▸ What is expected
Reproduce each line exactly. Skip none.

[Saved data entries]
□ □ □ □

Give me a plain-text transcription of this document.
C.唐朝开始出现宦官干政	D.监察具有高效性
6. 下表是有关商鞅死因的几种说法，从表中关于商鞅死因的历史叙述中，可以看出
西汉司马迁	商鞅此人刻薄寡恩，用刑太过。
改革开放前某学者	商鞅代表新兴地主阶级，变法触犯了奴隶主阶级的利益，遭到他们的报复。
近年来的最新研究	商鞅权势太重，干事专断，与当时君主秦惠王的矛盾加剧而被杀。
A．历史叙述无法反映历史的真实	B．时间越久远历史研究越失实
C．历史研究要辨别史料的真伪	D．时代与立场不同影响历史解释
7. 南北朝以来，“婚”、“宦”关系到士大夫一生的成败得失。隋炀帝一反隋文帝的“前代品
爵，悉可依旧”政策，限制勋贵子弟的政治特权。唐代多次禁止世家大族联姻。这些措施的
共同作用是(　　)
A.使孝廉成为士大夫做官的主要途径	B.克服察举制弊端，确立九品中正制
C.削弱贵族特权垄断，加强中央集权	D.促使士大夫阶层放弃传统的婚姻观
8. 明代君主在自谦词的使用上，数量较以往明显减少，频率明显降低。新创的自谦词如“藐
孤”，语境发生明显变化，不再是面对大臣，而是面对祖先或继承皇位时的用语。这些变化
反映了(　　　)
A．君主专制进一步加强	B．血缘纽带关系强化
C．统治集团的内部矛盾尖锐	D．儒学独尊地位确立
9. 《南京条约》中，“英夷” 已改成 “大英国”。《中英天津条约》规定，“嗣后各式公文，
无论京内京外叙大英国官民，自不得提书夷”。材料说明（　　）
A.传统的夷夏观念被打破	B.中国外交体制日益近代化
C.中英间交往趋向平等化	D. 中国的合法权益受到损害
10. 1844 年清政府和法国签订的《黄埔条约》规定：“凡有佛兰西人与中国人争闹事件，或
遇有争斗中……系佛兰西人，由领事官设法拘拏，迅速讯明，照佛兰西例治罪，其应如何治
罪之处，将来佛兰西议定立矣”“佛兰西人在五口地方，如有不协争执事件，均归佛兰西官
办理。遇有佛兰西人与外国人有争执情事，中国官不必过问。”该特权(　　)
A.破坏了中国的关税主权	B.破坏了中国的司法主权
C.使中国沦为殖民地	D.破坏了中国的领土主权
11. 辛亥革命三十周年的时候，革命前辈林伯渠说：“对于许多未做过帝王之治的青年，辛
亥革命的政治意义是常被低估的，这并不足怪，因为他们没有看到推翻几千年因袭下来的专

□ □ □ □

▸ Exercise solution
Give me a plain-text transcription of this document.
C.唐朝开始出现宦官干政	D.监察具有高效性
6. 下表是有关商鞅死因的几种说法，从表中关于商鞅死因的历史叙述中，可以看出
西汉司马迁	商鞅此人刻薄寡恩，用刑太过。
改革开放前某学者	商鞅代表新兴地主阶级，变法触犯了奴隶主阶级的利益，遭到他们的报复。
近年来的最新研究	商鞅权势太重，干事专断，与当时君主秦惠王的矛盾加剧而被杀。
A．历史叙述无法反映历史的真实	B．时间越久远历史研究越失实
C．历史研究要辨别史料的真伪	D．时代与立场不同影响历史解释
7. 南北朝以来，“婚”、“宦”关系到士大夫一生的成败得失。隋炀帝一反隋文帝的“前代品
爵，悉可依旧”政策，限制勋贵子弟的政治特权。唐代多次禁止世家大族联姻。这些措施的
共同作用是(　　)
A.使孝廉成为士大夫做官的主要途径	B.克服察举制弊端，确立九品中正制
C.削弱贵族特权垄断，加强中央集权	D.促使士大夫阶层放弃传统的婚姻观
8. 明代君主在自谦词的使用上，数量较以往明显减少，频率明显降低。新创的自谦词如“藐
孤”，语境发生明显变化，不再是面对大臣，而是面对祖先或继承皇位时的用语。这些变化
反映了(　　　)
A．君主专制进一步加强	B．血缘纽带关系强化
C．统治集团的内部矛盾尖锐	D．儒学独尊地位确立
9. 《南京条约》中，“英夷” 已改成 “大英国”。《中英天津条约》规定，“嗣后各式公文，
无论京内京外叙大英国官民，自不得提书夷”。材料说明（　　）
A.传统的夷夏观念被打破	B.中国外交体制日益近代化
C.中英间交往趋向平等化	D. 中国的合法权益受到损害
10. 1844 年清政府和法国签订的《黄埔条约》规定：“凡有佛兰西人与中国人争闹事件，或
遇有争斗中……系佛兰西人，由领事官设法拘拏，迅速讯明，照佛兰西例治罪，其应如何治
罪之处，将来佛兰西议定立矣”“佛兰西人在五口地方，如有不协争执事件，均归佛兰西官
办理。遇有佛兰西人与外国人有争执情事，中国官不必过问。”该特权(　　)
A.破坏了中国的关税主权	B.破坏了中国的司法主权
C.使中国沦为殖民地	D.破坏了中国的领土主权
11. 辛亥革命三十周年的时候，革命前辈林伯渠说：“对于许多未做过帝王之治的青年，辛
亥革命的政治意义是常被低估的，这并不足怪，因为他们没有看到推翻几千年因袭下来的专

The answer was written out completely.